→ Task directions: Reproduce the part of the rat adoption post that begins at the words "Now we have" and stops after "and Thank you!", keeping every word and punctuation mark unchanged.

→ Extract:
════

# Grand Rapids Area of Michigan



## AMV (Dec 5, 2015)

Well, where do I start? A few weeks ago my fiancee's brother's girlfriend had gotten 2 female rats from a friend who was told they were "fixed". 2 days after having the rats the first one gave birth to 11 baby ratties. 2 days after that the second female gave birth to 14 more babies! Yes, thats right! 27 rats including the Mama's. Now, why would I want to make this MY problem you ask? Because their current owner didn't take care of them. She let them go without food for several days on account of, she didn't feel like going to the store. The Mama's were underweight because of this and I'm sure their milk was less nutritious. She didn't change their bedding at all over the course of over a week before we offered to take them. We took them to care for them for her, but really for ourselves. It was upon this that we realized we couldn't give them back. She gave us the cage from her rats prior that had passed away, and it was in the same condition that it had been when inhabited. Over an inch of packed down poo cover the bottom of the cage and there was no bedding. If this isn't the description of rat abuse I don't know what is. We have managed to adopt out 8 so far and are taking in 2 for ourselves. The previous owner didn't manage to find anyone a home and actually never looked.

Now we have a big issue on our hands. 14 babies(2 girls and 12 boys) and two Mamas are left and they are lovely with HUGE personalities. The babies are currently 6 weeks old. They are adorable and oh so very sweet. We try our best to handle them all as they grow, but OH MY they are growing fast  Please consider adopting the babies if you are considering adopting in our area. We have 2 local pet stores that have been taking a few at a time(We don't give to pet stores that do feeder rats)

We want the best for our babies. We ask for $5 a baby or any donations offered due to the unplanned gain of so very many mouths to feed, however if that is any sort of problem we will still be happy without payment, as long as you can offer them love and a good home. Please and Thank you!

════

→ Data section:

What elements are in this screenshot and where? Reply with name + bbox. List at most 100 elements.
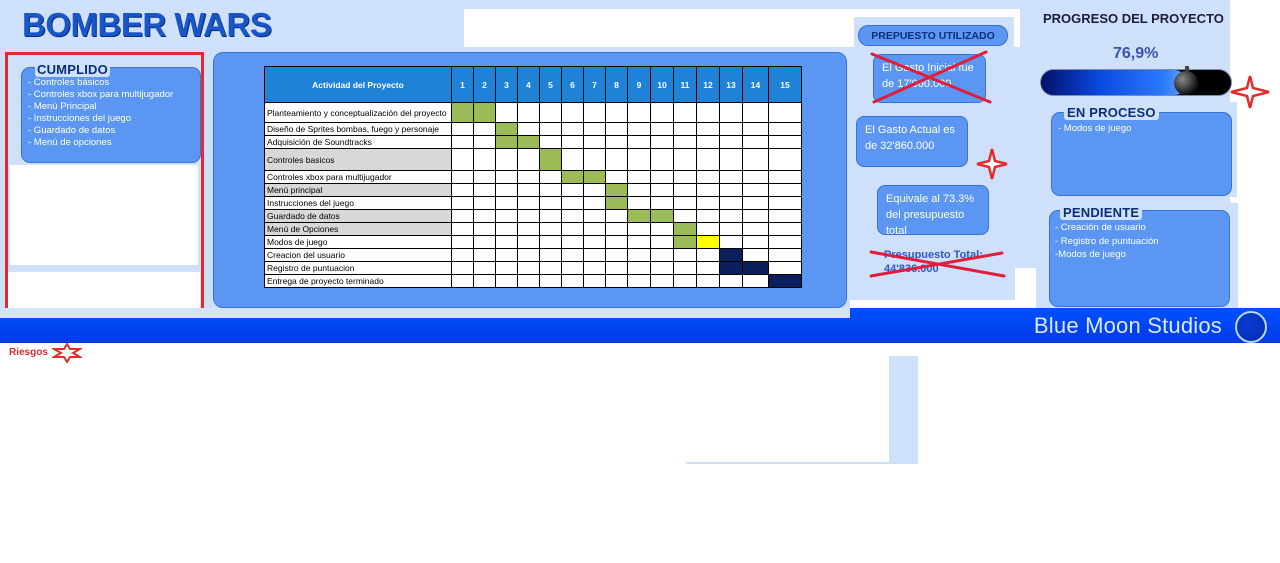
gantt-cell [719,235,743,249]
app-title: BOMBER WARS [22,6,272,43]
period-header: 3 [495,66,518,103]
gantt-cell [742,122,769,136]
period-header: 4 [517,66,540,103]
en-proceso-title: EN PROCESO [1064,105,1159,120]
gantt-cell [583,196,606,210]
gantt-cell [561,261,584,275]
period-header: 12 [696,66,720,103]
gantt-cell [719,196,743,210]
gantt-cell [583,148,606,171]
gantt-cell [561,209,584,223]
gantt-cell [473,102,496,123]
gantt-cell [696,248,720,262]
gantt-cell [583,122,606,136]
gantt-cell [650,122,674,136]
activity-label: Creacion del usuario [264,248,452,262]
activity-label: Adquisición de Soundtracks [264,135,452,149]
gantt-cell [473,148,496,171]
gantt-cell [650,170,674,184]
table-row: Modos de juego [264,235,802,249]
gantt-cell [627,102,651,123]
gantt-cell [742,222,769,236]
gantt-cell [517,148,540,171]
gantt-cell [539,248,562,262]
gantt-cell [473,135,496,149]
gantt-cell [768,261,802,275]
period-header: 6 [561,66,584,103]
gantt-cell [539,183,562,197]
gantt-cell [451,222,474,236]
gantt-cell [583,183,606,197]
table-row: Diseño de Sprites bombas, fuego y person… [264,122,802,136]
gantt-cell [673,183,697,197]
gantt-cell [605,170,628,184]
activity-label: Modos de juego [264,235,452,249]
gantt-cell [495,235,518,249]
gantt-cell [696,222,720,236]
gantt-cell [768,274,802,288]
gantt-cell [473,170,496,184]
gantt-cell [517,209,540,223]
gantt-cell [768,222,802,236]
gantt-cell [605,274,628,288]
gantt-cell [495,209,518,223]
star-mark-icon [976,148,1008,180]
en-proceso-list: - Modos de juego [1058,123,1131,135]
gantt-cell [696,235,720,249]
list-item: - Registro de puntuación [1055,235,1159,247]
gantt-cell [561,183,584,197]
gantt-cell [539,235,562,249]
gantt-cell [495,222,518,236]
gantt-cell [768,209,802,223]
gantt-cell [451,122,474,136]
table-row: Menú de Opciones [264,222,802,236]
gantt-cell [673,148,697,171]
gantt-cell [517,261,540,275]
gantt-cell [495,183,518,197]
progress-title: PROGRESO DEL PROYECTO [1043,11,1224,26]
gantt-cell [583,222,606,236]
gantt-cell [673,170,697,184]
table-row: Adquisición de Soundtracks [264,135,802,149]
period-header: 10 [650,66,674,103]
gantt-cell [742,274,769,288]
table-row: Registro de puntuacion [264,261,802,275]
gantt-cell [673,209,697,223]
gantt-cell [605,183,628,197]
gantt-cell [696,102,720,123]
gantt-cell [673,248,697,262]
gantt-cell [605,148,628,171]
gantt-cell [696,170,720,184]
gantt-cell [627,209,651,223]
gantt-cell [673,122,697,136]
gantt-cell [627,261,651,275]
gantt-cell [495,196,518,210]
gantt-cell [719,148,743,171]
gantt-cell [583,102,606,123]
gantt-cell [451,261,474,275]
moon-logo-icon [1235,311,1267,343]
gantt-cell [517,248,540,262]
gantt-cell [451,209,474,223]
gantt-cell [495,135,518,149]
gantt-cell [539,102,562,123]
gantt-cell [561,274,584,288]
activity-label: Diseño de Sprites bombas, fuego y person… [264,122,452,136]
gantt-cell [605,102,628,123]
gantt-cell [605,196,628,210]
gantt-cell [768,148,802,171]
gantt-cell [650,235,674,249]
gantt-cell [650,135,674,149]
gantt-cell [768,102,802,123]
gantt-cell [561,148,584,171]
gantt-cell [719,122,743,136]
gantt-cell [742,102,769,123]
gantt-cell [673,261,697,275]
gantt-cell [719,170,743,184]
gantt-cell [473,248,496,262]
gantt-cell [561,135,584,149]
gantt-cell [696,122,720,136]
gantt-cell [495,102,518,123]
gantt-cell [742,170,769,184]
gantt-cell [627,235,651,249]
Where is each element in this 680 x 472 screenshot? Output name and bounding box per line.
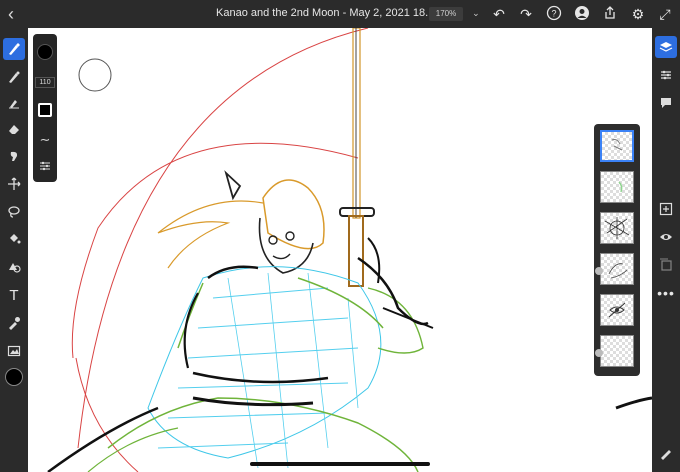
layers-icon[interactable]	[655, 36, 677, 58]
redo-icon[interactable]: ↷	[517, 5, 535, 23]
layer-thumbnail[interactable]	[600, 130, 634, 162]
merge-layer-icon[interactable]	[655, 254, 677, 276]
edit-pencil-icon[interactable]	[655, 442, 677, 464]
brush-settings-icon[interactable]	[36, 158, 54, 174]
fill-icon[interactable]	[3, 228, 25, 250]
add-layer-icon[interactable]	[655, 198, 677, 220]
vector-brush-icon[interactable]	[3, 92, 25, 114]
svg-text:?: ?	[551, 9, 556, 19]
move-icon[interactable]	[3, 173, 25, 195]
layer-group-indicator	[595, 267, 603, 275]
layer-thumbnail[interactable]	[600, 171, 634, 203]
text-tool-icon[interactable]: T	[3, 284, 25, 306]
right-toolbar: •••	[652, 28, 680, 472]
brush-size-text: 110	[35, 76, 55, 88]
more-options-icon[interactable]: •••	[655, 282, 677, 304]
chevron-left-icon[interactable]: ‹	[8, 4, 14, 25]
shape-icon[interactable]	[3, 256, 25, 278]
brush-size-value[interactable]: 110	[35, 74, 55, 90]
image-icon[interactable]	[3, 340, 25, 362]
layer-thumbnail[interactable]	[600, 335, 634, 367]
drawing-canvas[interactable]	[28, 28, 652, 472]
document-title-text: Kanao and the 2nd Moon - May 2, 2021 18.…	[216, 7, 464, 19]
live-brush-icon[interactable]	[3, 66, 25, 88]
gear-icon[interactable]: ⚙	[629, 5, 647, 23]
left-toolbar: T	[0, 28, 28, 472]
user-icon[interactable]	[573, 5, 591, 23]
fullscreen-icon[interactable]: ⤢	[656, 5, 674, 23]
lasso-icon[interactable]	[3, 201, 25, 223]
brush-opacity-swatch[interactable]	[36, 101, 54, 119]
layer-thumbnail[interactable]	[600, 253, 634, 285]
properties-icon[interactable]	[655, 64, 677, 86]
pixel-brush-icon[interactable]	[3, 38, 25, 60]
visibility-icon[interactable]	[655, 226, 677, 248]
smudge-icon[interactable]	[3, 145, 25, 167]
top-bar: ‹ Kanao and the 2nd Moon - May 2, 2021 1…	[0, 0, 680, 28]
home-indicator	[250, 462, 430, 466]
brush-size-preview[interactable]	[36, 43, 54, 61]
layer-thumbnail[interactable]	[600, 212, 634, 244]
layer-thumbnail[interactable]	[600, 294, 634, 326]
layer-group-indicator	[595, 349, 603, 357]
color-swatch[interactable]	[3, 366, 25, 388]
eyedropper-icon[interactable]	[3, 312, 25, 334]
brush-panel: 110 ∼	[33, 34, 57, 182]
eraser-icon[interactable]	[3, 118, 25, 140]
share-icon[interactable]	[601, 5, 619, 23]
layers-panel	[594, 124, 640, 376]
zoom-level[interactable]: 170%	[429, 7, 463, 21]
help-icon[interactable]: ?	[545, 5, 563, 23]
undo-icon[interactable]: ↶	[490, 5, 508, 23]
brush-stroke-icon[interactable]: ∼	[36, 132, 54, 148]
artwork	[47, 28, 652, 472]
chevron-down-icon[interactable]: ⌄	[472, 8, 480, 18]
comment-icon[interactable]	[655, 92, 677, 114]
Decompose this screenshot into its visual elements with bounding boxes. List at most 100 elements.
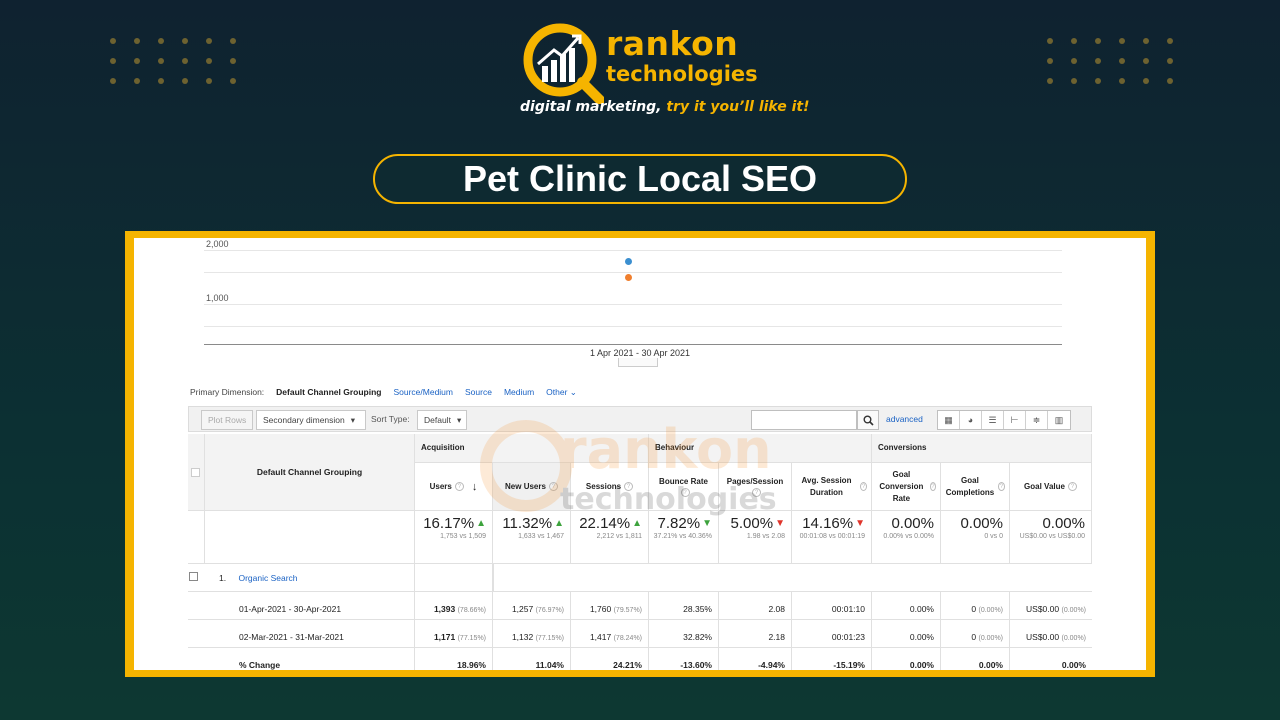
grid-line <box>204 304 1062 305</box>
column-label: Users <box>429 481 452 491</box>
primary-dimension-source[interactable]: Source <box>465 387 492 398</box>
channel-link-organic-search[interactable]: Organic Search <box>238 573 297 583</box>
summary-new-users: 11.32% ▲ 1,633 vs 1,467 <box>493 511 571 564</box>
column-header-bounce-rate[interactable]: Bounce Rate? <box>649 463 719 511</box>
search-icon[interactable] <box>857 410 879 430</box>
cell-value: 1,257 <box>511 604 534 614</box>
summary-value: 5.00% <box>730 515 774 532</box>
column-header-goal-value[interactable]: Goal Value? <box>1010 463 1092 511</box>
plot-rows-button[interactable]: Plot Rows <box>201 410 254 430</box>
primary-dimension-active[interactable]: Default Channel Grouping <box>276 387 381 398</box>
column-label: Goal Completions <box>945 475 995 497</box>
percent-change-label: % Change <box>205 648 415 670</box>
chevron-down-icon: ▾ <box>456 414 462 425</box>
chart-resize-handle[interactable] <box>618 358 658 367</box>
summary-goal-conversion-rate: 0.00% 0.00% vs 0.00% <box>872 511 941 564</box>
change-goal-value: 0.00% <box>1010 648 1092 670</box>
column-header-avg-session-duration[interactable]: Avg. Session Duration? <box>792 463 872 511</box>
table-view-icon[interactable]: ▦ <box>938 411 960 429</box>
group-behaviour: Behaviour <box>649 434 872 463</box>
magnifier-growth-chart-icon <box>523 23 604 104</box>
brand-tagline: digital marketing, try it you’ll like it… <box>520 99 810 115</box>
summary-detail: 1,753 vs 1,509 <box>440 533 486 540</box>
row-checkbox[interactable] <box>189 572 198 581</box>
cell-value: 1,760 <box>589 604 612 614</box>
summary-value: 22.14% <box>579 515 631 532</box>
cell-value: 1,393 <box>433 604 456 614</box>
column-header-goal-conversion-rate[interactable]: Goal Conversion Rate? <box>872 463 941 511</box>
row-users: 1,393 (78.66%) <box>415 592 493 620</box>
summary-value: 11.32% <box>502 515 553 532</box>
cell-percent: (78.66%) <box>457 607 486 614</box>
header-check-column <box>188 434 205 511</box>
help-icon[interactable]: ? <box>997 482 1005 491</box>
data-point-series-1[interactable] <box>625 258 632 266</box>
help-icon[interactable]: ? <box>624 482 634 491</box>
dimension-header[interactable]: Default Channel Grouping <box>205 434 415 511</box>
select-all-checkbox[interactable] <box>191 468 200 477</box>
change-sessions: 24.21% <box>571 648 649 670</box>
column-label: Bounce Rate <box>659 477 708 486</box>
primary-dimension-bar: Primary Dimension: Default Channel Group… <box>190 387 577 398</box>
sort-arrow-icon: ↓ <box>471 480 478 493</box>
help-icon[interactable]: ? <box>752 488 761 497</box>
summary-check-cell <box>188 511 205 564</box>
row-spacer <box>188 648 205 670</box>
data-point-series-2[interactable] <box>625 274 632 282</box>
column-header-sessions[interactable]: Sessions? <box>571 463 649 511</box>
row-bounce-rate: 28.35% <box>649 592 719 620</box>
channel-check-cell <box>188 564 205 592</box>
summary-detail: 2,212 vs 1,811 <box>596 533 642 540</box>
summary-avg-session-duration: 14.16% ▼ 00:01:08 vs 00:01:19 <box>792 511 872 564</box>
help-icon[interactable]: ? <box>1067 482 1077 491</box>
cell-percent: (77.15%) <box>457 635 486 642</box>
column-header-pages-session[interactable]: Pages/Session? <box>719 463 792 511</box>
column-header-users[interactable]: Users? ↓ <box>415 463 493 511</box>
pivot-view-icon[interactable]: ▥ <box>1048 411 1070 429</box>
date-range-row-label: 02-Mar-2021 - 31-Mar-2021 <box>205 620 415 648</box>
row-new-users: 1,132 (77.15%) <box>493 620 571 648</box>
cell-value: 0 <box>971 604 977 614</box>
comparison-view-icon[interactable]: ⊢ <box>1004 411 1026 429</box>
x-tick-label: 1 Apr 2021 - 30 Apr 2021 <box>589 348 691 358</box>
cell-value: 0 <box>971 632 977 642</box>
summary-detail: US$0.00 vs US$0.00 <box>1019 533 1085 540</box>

════

→ Worked answer:
Now we have a big issue on our hands. 14 babies(2 girls and 12 boys) and two Mamas are left and they are lovely with HUGE personalities. The babies are currently 6 weeks old. They are adorable and oh so very sweet. We try our best to handle them all as they grow, but OH MY they are growing fast  Please consider adopting the babies if you are considering adopting in our area. We have 2 local pet stores that have been taking a few at a time(We don't give to pet stores that do feeder rats)

We want the best for our babies. We ask for $5 a baby or any donations offered due to the unplanned gain of so very many mouths to feed, however if that is any sort of problem we will still be happy without payment, as long as you can offer them love and a good home. Please and Thank you!